→ Extract to read
——————————
Baltic Sea reports contain news of further cargoes loading out of Saint Petersburg and Vyborg, but destinations for the parcels can only be guessed until the vessels’ arrival is recorded in discharge ports. Another large cargo of around 8,000-10,000 tons loaded possibly out of Vyborg again, this being a repeat cargo of the 6,000 tons that loaded towards the end of last year for receivers in Nigeria. It is considered that this cargo was done by a trader based in Minsk.

Russian cargoes moving to the United Arab Emirates and Singapore should be given safe passage through the Bab-al-Mandeb Strait by Houthi rebels, but after the strike on the Chinese vessel last weekend this may be in doubt, but it was announced in the national press today that a meeting had taken place between Houthi leaders and representative from Russia and China last week. This meeting was held in Oman.

Lotos material which was available from Gdansk did not go to export, with offered prices considered too low. The material was distributed into the local domestic market, where demand is rising against the dearth of availabilities in Northern Europe.

Russian FOB prices for SN 150 and SN 500 from St. Petersburg are indicated at extremely low levels, $505/t-$520/t for SN 150 and SN 500 at around $530/t. SN 900 could be available at around $565/t, using Russian SN 1200 or quantities of low spec Russian bright stock, blended with either SN500 or SN 150 to determine correct viscosity.

Turkish base oil markets have a continuing influx of Russian base oils but with comments from a number of blenders that there is poor demand for finished lubricants in Turkey. Low priced lubricants are coming into the Turkish market from the U.A.E., being moved by truck through Iraq, Kuwait, and Saudi Arabia because most container traffic in the Red Sea is currently suspended.

Inflation levels are reported as “officially” being at 68%, but many disagree with government-issued numbers and put actual inflation above 80%. The Central Bank is pushing interest rates ever higher to contain the levels. Russian base oil imports are thought to be conducted on a government-to-government basis, but details of this scheme are not available.

Russian exports of SN 150 and SN 500 are moving out of the Baltic Sea, discharging into Gebze port. These imports are in addition to material coming out of Volgograd refinery. Cargoes for the U.A.E. are being loaded out of Limas terminal and are being sent southward through Suez, transiting the Red Sea on the proviso of “safe passage” from the Houthi rebels in Yemen.

Tupras at Izmir issued new prices a couple of weeks ago that are still valid this week. Levels ex-refinery: spindle oil is priced at $965/t (Tl 31,116), SN 150 at $907/t (Tl 29,269), SN 500 at $861/t (Tl 27,784), and bright stock at $1,028/t (Tl 33,167). Prices in Turkish lira are ex-rack plus a loading charge of Tl 5,150/t.
——————————
→ Data excerpts

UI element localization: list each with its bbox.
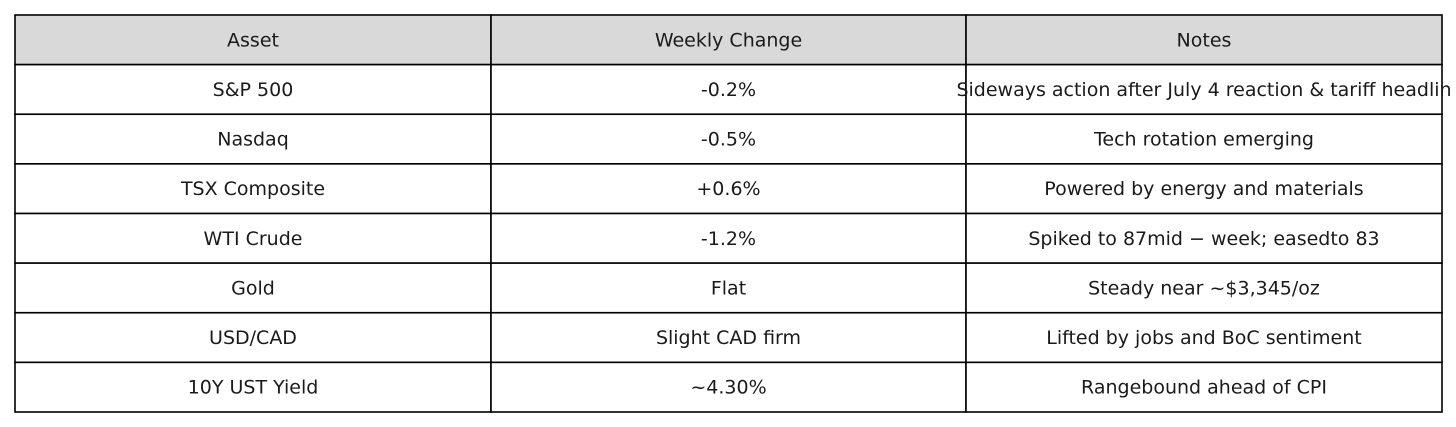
table-cell [965, 163, 1443, 215]
table-cell [965, 361, 1443, 413]
cell-text: Spiked to 87mid − week; easedto 83 [1028, 228, 1379, 250]
cell-text: -0.5% [701, 129, 756, 151]
header-cell [965, 14, 1443, 66]
header-text: Notes [1177, 29, 1232, 51]
cell-text: Rangebound ahead of CPI [1081, 377, 1327, 399]
cell-text: Powered by energy and materials [1044, 178, 1363, 200]
cell-text: 10Y UST Yield [188, 377, 319, 399]
cell-text: Gold [231, 277, 275, 299]
cell-text: -0.2% [701, 79, 756, 101]
table-cell [965, 262, 1443, 314]
table-cell [14, 163, 492, 215]
cell-text: Steady near ~$3,345/oz [1088, 277, 1320, 299]
cell-text: WTI Crude [204, 228, 303, 250]
header-text: Weekly Change [655, 29, 802, 51]
header-cell [490, 14, 967, 66]
table-cell [14, 361, 492, 413]
cell-text: Lifted by jobs and BoC sentiment [1046, 327, 1362, 349]
table-cell [490, 361, 967, 413]
cell-text: USD/CAD [209, 327, 297, 349]
table-cell [490, 262, 967, 314]
cell-text: Tech rotation emerging [1093, 129, 1314, 151]
header-text: Asset [227, 29, 279, 51]
cell-text: ~4.30% [690, 377, 766, 399]
cell-text: -1.2% [701, 228, 756, 250]
cell-text: Nasdaq [217, 129, 289, 151]
cell-text: Flat [711, 277, 746, 299]
cell-text: Sideways action after July 4 reaction & … [956, 79, 1451, 101]
header-cell [14, 14, 492, 66]
table-cell [14, 262, 492, 314]
table-cell [965, 311, 1443, 364]
table-cell [490, 113, 967, 165]
table-cell [490, 311, 967, 364]
table-cell [965, 63, 1443, 116]
table-cell [490, 212, 967, 264]
cell-text: TSX Composite [180, 178, 325, 200]
cell-text: Slight CAD firm [656, 327, 801, 349]
table-cell [14, 311, 492, 364]
cell-text: S&P 500 [213, 79, 294, 101]
cell-text: +0.6% [696, 178, 760, 200]
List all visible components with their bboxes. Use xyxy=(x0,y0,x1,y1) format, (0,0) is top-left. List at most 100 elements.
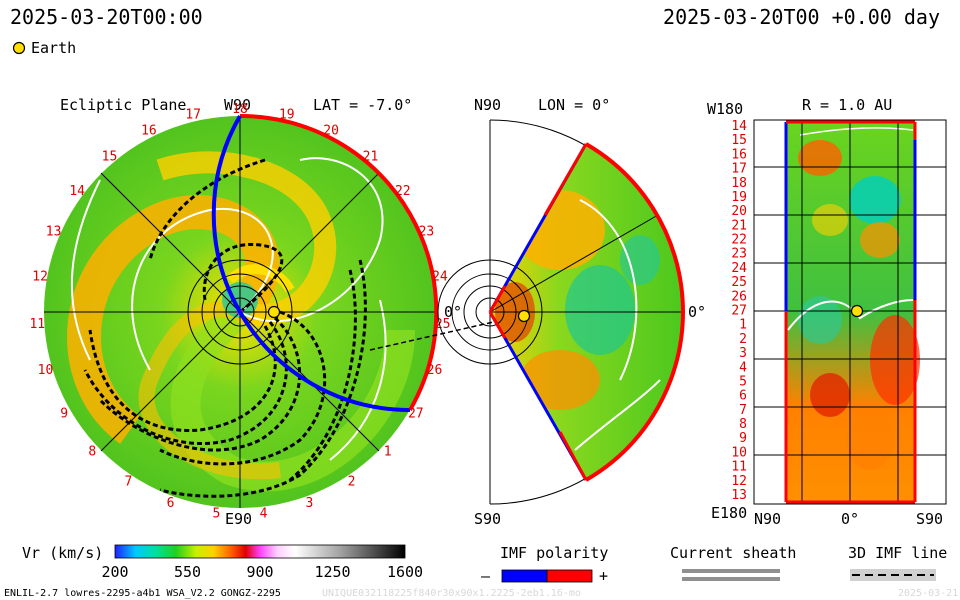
——————————
→ Set problem
Please answer from the base oil market report: where was the meeting between Houthi leaders and representatives from Russia and China held? The lines are separate material, apart from the text.

→ Correct output
In Oman.